▶ **WHAT YOU ARE ASKED TO DO**
Reproduce the records below exactly, leaving out any pictures.

________________________

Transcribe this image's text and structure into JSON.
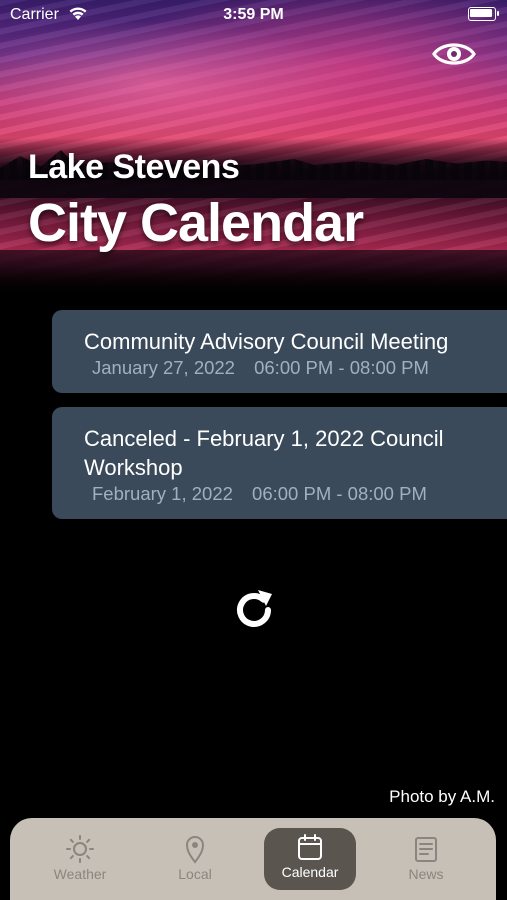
{
  "status_bar": {
    "carrier": "Carrier",
    "time": "3:59 PM"
  },
  "header": {
    "city": "Lake Stevens",
    "title": "City Calendar"
  },
  "icons": {
    "visibility": "eye-icon",
    "refresh": "refresh-icon"
  },
  "events": [
    {
      "title": "Community Advisory Council Meeting",
      "date": "January 27, 2022",
      "time": "06:00 PM - 08:00 PM"
    },
    {
      "title": "Canceled - February 1, 2022 Council Workshop",
      "date": "February 1, 2022",
      "time": "06:00 PM - 08:00 PM"
    }
  ],
  "photo_credit": "Photo by A.M.",
  "tabs": [
    {
      "label": "Weather",
      "icon": "sun-icon",
      "active": false
    },
    {
      "label": "Local",
      "icon": "location-pin-icon",
      "active": false
    },
    {
      "label": "Calendar",
      "icon": "calendar-icon",
      "active": true
    },
    {
      "label": "News",
      "icon": "news-icon",
      "active": false
    }
  ],
  "colors": {
    "card": "#3a4a5a",
    "meta_text": "#9fb0c2",
    "tabbar": "#c7c0b6",
    "tab_active": "#5a564f"
  }
}
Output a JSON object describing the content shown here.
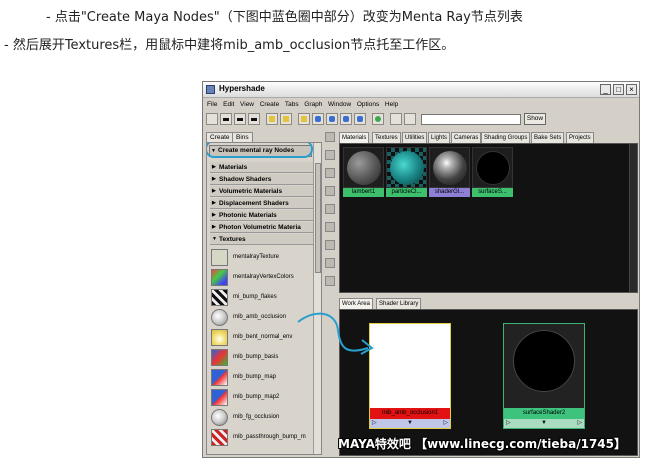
{
  "instructions": {
    "line1": "- 点击\"Create Maya Nodes\"（下图中蓝色圈中部分）改变为Menta Ray节点列表",
    "line2": "- 然后展开Textures栏，用鼠标中建将mib_amb_occlusion节点托至工作区。"
  },
  "window": {
    "title": "Hypershade",
    "minimize": "_",
    "maximize": "□",
    "close": "×"
  },
  "menu": [
    "File",
    "Edit",
    "View",
    "Create",
    "Tabs",
    "Graph",
    "Window",
    "Options",
    "Help"
  ],
  "toolbar": {
    "show_label": "Show"
  },
  "left_tabs": {
    "create": "Create",
    "bins": "Bins"
  },
  "create_header": "Create mental ray Nodes",
  "categories": {
    "materials": "Materials",
    "shadow": "Shadow Shaders",
    "volumetric": "Volumetric Materials",
    "displacement": "Displacement Shaders",
    "photonic": "Photonic Materials",
    "photon_vol": "Photon Volumetric Materia",
    "textures": "Textures"
  },
  "texture_nodes": [
    {
      "label": "mentalrayTexture",
      "icon": "texture-swatch-icon"
    },
    {
      "label": "mentalrayVertexColors",
      "icon": "vertex-colors-icon"
    },
    {
      "label": "mi_bump_flakes",
      "icon": "bump-flakes-icon"
    },
    {
      "label": "mib_amb_occlusion",
      "icon": "amb-occlusion-icon"
    },
    {
      "label": "mib_bent_normal_env",
      "icon": "bent-normal-icon"
    },
    {
      "label": "mib_bump_basis",
      "icon": "bump-basis-icon"
    },
    {
      "label": "mib_bump_map",
      "icon": "bump-map-icon"
    },
    {
      "label": "mib_bump_map2",
      "icon": "bump-map2-icon"
    },
    {
      "label": "mib_fg_occlusion",
      "icon": "fg-occlusion-icon"
    },
    {
      "label": "mib_passthrough_bump_m",
      "icon": "passthrough-bump-icon"
    }
  ],
  "material_tabs": [
    "Materials",
    "Textures",
    "Utilities",
    "Lights",
    "Cameras",
    "Shading Groups",
    "Bake Sets",
    "Projects"
  ],
  "swatches": [
    {
      "label": "lambert1",
      "label_color": "#3dbf6e"
    },
    {
      "label": "particleCl...",
      "label_color": "#3dbf6e"
    },
    {
      "label": "shaderGl...",
      "label_color": "#8d7fd4"
    },
    {
      "label": "surfaceS...",
      "label_color": "#3dbf6e"
    }
  ],
  "work_tabs": {
    "work_area": "Work Area",
    "shader_library": "Shader Library"
  },
  "work_nodes": {
    "occlusion": "mib_amb_occlusion1",
    "surface": "surfaceShader2"
  },
  "watermark": "MAYA特效吧 【www.linecg.com/tieba/1745】",
  "colors": {
    "highlight_circle": "#2a9fcf",
    "drag_arrow": "#2a9fcf"
  }
}
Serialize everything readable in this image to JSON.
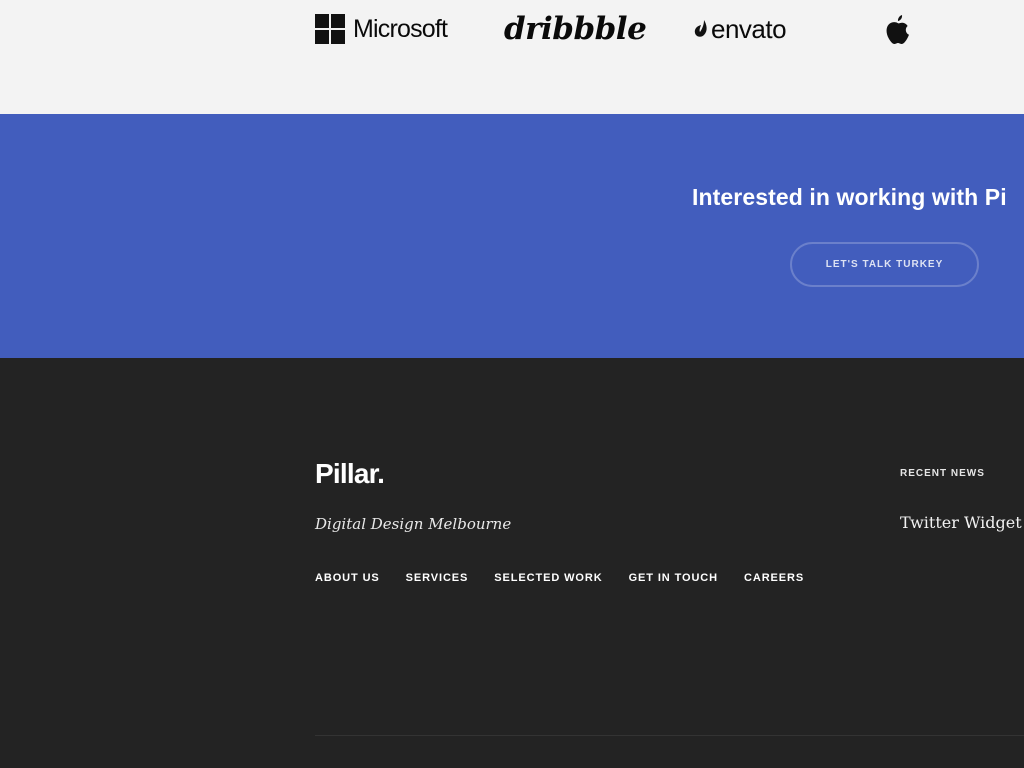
{
  "logos": [
    {
      "name": "Microsoft",
      "icon": "microsoft-windows-grid"
    },
    {
      "name": "dribbble",
      "icon": "dribbble-wordmark"
    },
    {
      "name": "envato",
      "icon": "envato-leaf"
    },
    {
      "name": "",
      "icon": "apple-logo"
    }
  ],
  "cta": {
    "heading": "Interested in working with Pi",
    "button_label": "LET'S TALK TURKEY",
    "background": "#425dbd"
  },
  "footer": {
    "brand": "Pillar.",
    "tagline": "Digital Design Melbourne",
    "nav": [
      "ABOUT US",
      "SERVICES",
      "SELECTED WORK",
      "GET IN TOUCH",
      "CAREERS"
    ],
    "news_heading": "RECENT NEWS",
    "twitter_widget": "Twitter Widget",
    "background": "#232323"
  }
}
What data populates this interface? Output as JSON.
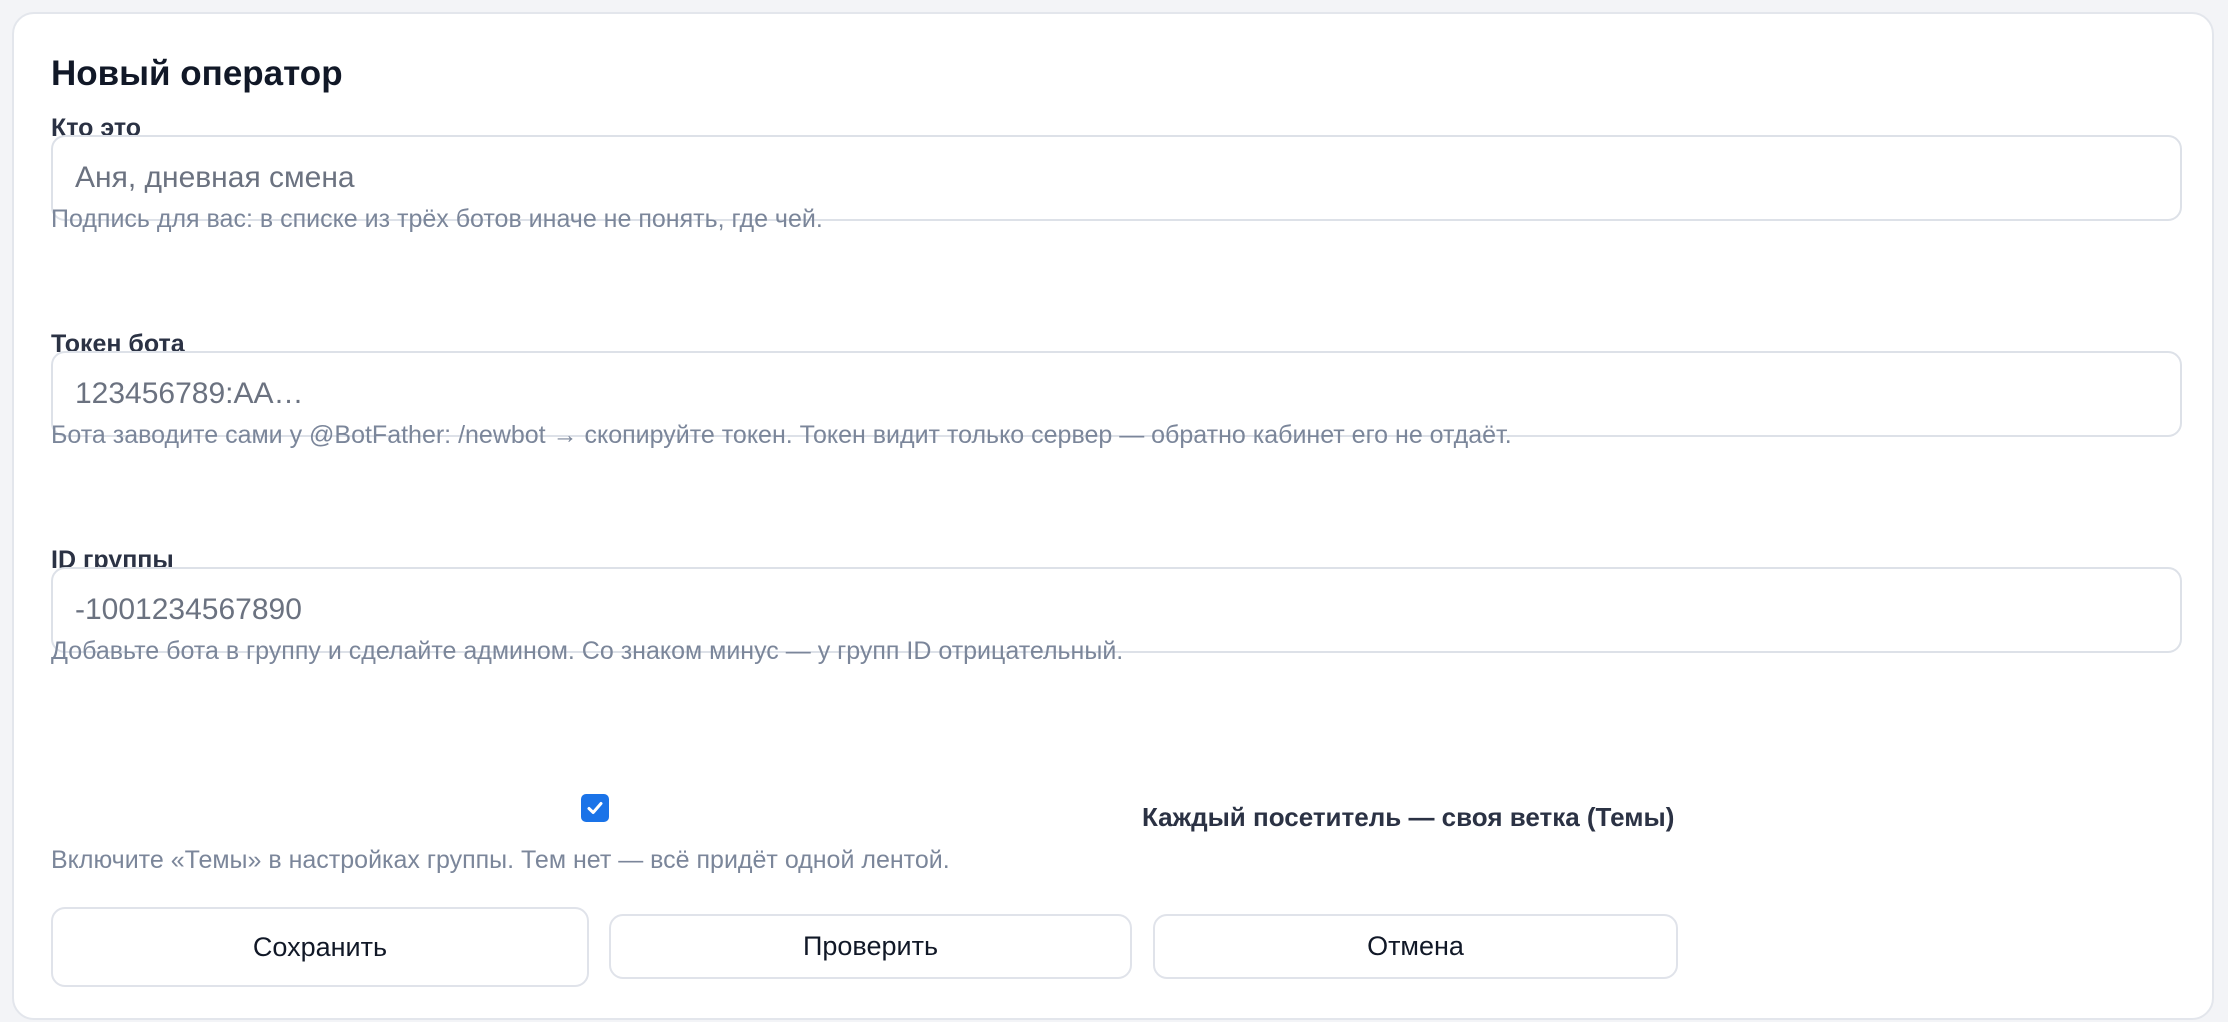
{
  "form": {
    "title": "Новый оператор",
    "fields": [
      {
        "label": "Кто это",
        "value": "",
        "placeholder": "Аня, дневная смена",
        "hint": "Подпись для вас: в списке из трёх ботов иначе не понять, где чей."
      },
      {
        "label": "Токен бота",
        "value": "",
        "placeholder": "123456789:AA…",
        "hint": "Бота заводите сами у @BotFather: /newbot → скопируйте токен. Токен видит только сервер — обратно кабинет его не отдаёт."
      },
      {
        "label": "ID группы",
        "value": "",
        "placeholder": "-1001234567890",
        "hint": "Добавьте бота в группу и сделайте админом. Со знаком минус — у групп ID отрицательный."
      }
    ],
    "topics": {
      "checked": true,
      "label": "Каждый посетитель — своя ветка (Темы)",
      "hint": "Включите «Темы» в настройках группы. Тем нет — всё придёт одной лентой."
    },
    "buttons": {
      "save": "Сохранить",
      "check": "Проверить",
      "cancel": "Отмена"
    }
  },
  "colors": {
    "accent": "#1a73e8",
    "hint_text": "#7b869a",
    "border": "#dde1e8"
  },
  "icons": {
    "checkbox": "checkmark-icon"
  }
}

________________________

▶ **WRITTEN RESPONSE**
Transcribe this image's text and structure into JSON.
{
  "status_bar": {
    "carrier": "Carrier",
    "time": "3:59 PM"
  },
  "header": {
    "city": "Lake Stevens",
    "title": "City Calendar"
  },
  "icons": {
    "visibility": "eye-icon",
    "refresh": "refresh-icon"
  },
  "events": [
    {
      "title": "Community Advisory Council Meeting",
      "date": "January 27, 2022",
      "time": "06:00 PM - 08:00 PM"
    },
    {
      "title": "Canceled - February 1, 2022 Council Workshop",
      "date": "February 1, 2022",
      "time": "06:00 PM - 08:00 PM"
    }
  ],
  "photo_credit": "Photo by A.M.",
  "tabs": [
    {
      "label": "Weather",
      "icon": "sun-icon",
      "active": false
    },
    {
      "label": "Local",
      "icon": "location-pin-icon",
      "active": false
    },
    {
      "label": "Calendar",
      "icon": "calendar-icon",
      "active": true
    },
    {
      "label": "News",
      "icon": "news-icon",
      "active": false
    }
  ],
  "colors": {
    "card": "#3a4a5a",
    "meta_text": "#9fb0c2",
    "tabbar": "#c7c0b6",
    "tab_active": "#5a564f"
  }
}
Output a JSON object describing the content shown here.
{
  "instructions": {
    "line1": "- 点击\"Create Maya Nodes\"（下图中蓝色圈中部分）改变为Menta Ray节点列表",
    "line2": "- 然后展开Textures栏，用鼠标中建将mib_amb_occlusion节点托至工作区。"
  },
  "window": {
    "title": "Hypershade",
    "minimize": "_",
    "maximize": "□",
    "close": "×"
  },
  "menu": [
    "File",
    "Edit",
    "View",
    "Create",
    "Tabs",
    "Graph",
    "Window",
    "Options",
    "Help"
  ],
  "toolbar": {
    "show_label": "Show"
  },
  "left_tabs": {
    "create": "Create",
    "bins": "Bins"
  },
  "create_header": "Create mental ray Nodes",
  "categories": {
    "materials": "Materials",
    "shadow": "Shadow Shaders",
    "volumetric": "Volumetric Materials",
    "displacement": "Displacement Shaders",
    "photonic": "Photonic Materials",
    "photon_vol": "Photon Volumetric Materia",
    "textures": "Textures"
  },
  "texture_nodes": [
    {
      "label": "mentalrayTexture",
      "icon": "texture-swatch-icon"
    },
    {
      "label": "mentalrayVertexColors",
      "icon": "vertex-colors-icon"
    },
    {
      "label": "mi_bump_flakes",
      "icon": "bump-flakes-icon"
    },
    {
      "label": "mib_amb_occlusion",
      "icon": "amb-occlusion-icon"
    },
    {
      "label": "mib_bent_normal_env",
      "icon": "bent-normal-icon"
    },
    {
      "label": "mib_bump_basis",
      "icon": "bump-basis-icon"
    },
    {
      "label": "mib_bump_map",
      "icon": "bump-map-icon"
    },
    {
      "label": "mib_bump_map2",
      "icon": "bump-map2-icon"
    },
    {
      "label": "mib_fg_occlusion",
      "icon": "fg-occlusion-icon"
    },
    {
      "label": "mib_passthrough_bump_m",
      "icon": "passthrough-bump-icon"
    }
  ],
  "material_tabs": [
    "Materials",
    "Textures",
    "Utilities",
    "Lights",
    "Cameras",
    "Shading Groups",
    "Bake Sets",
    "Projects"
  ],
  "swatches": [
    {
      "label": "lambert1",
      "label_color": "#3dbf6e"
    },
    {
      "label": "particleCl...",
      "label_color": "#3dbf6e"
    },
    {
      "label": "shaderGl...",
      "label_color": "#8d7fd4"
    },
    {
      "label": "surfaceS...",
      "label_color": "#3dbf6e"
    }
  ],
  "work_tabs": {
    "work_area": "Work Area",
    "shader_library": "Shader Library"
  },
  "work_nodes": {
    "occlusion": "mib_amb_occlusion1",
    "surface": "surfaceShader2"
  },
  "watermark": "MAYA特效吧 【www.linecg.com/tieba/1745】",
  "colors": {
    "highlight_circle": "#2a9fcf",
    "drag_arrow": "#2a9fcf"
  }
}
Serialize everything readable in this image to JSON.
{
  "logos": [
    {
      "name": "Microsoft",
      "icon": "microsoft-windows-grid"
    },
    {
      "name": "dribbble",
      "icon": "dribbble-wordmark"
    },
    {
      "name": "envato",
      "icon": "envato-leaf"
    },
    {
      "name": "",
      "icon": "apple-logo"
    }
  ],
  "cta": {
    "heading": "Interested in working with Pi",
    "button_label": "LET'S TALK TURKEY",
    "background": "#425dbd"
  },
  "footer": {
    "brand": "Pillar.",
    "tagline": "Digital Design Melbourne",
    "nav": [
      "ABOUT US",
      "SERVICES",
      "SELECTED WORK",
      "GET IN TOUCH",
      "CAREERS"
    ],
    "news_heading": "RECENT NEWS",
    "twitter_widget": "Twitter Widget",
    "background": "#232323"
  }
}
What data populates this interface? Output as JSON.
{
  "form": {
    "title": "Новый оператор",
    "fields": [
      {
        "label": "Кто это",
        "value": "",
        "placeholder": "Аня, дневная смена",
        "hint": "Подпись для вас: в списке из трёх ботов иначе не понять, где чей."
      },
      {
        "label": "Токен бота",
        "value": "",
        "placeholder": "123456789:AA…",
        "hint": "Бота заводите сами у @BotFather: /newbot → скопируйте токен. Токен видит только сервер — обратно кабинет его не отдаёт."
      },
      {
        "label": "ID группы",
        "value": "",
        "placeholder": "-1001234567890",
        "hint": "Добавьте бота в группу и сделайте админом. Со знаком минус — у групп ID отрицательный."
      }
    ],
    "topics": {
      "checked": true,
      "label": "Каждый посетитель — своя ветка (Темы)",
      "hint": "Включите «Темы» в настройках группы. Тем нет — всё придёт одной лентой."
    },
    "buttons": {
      "save": "Сохранить",
      "check": "Проверить",
      "cancel": "Отмена"
    }
  },
  "colors": {
    "accent": "#1a73e8",
    "hint_text": "#7b869a",
    "border": "#dde1e8"
  },
  "icons": {
    "checkbox": "checkmark-icon"
  }
}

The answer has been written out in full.